The full text of the records below, minus any pictures, should be given back word for word.

(Beginning of Available records)

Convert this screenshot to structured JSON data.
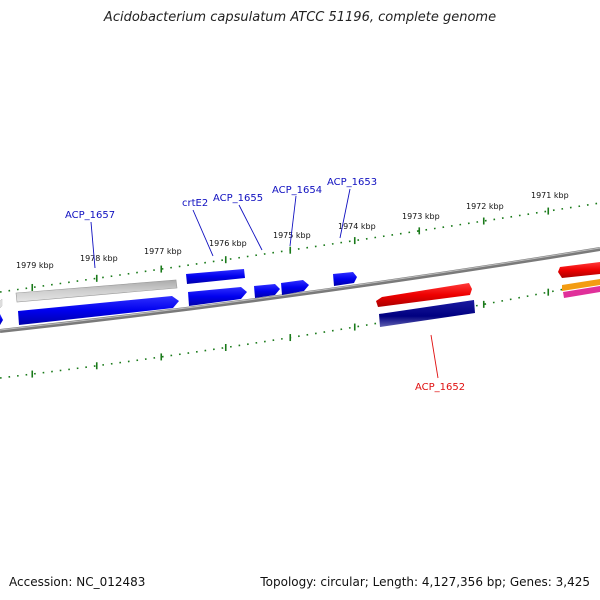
{
  "title": "Acidobacterium capsulatum ATCC 51196, complete genome",
  "footer": {
    "accession": "Accession: NC_012483",
    "summary": "Topology: circular; Length: 4,127,356 bp; Genes: 3,425"
  },
  "kbp_labels": [
    "1979 kbp",
    "1978 kbp",
    "1977 kbp",
    "1976 kbp",
    "1975 kbp",
    "1974 kbp",
    "1973 kbp",
    "1972 kbp",
    "1971 kbp"
  ],
  "gene_labels": [
    {
      "text": "ACP_1657",
      "color": "#1010c0"
    },
    {
      "text": "crtE2",
      "color": "#1010c0"
    },
    {
      "text": "ACP_1655",
      "color": "#1010c0"
    },
    {
      "text": "ACP_1654",
      "color": "#1010c0"
    },
    {
      "text": "ACP_1653",
      "color": "#1010c0"
    },
    {
      "text": "ACP_1652",
      "color": "#e01010"
    }
  ],
  "colors": {
    "tick": "#1a7a1a",
    "backbone": "#808080",
    "gene_blue": "#0000ee",
    "gene_grey": "#bdbdbd",
    "gene_red": "#ee0000",
    "gene_navy": "#000080",
    "gene_orange": "#f39c12",
    "gene_magenta": "#e0309a"
  }
}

(End of Available records)

• **Result**:
Convert this screenshot to structured JSON data.
{
  "title": "Acidobacterium capsulatum ATCC 51196, complete genome",
  "footer": {
    "accession": "Accession: NC_012483",
    "summary": "Topology: circular; Length: 4,127,356 bp; Genes: 3,425"
  },
  "kbp_labels": [
    "1979 kbp",
    "1978 kbp",
    "1977 kbp",
    "1976 kbp",
    "1975 kbp",
    "1974 kbp",
    "1973 kbp",
    "1972 kbp",
    "1971 kbp"
  ],
  "gene_labels": [
    {
      "text": "ACP_1657",
      "color": "#1010c0"
    },
    {
      "text": "crtE2",
      "color": "#1010c0"
    },
    {
      "text": "ACP_1655",
      "color": "#1010c0"
    },
    {
      "text": "ACP_1654",
      "color": "#1010c0"
    },
    {
      "text": "ACP_1653",
      "color": "#1010c0"
    },
    {
      "text": "ACP_1652",
      "color": "#e01010"
    }
  ],
  "colors": {
    "tick": "#1a7a1a",
    "backbone": "#808080",
    "gene_blue": "#0000ee",
    "gene_grey": "#bdbdbd",
    "gene_red": "#ee0000",
    "gene_navy": "#000080",
    "gene_orange": "#f39c12",
    "gene_magenta": "#e0309a"
  }
}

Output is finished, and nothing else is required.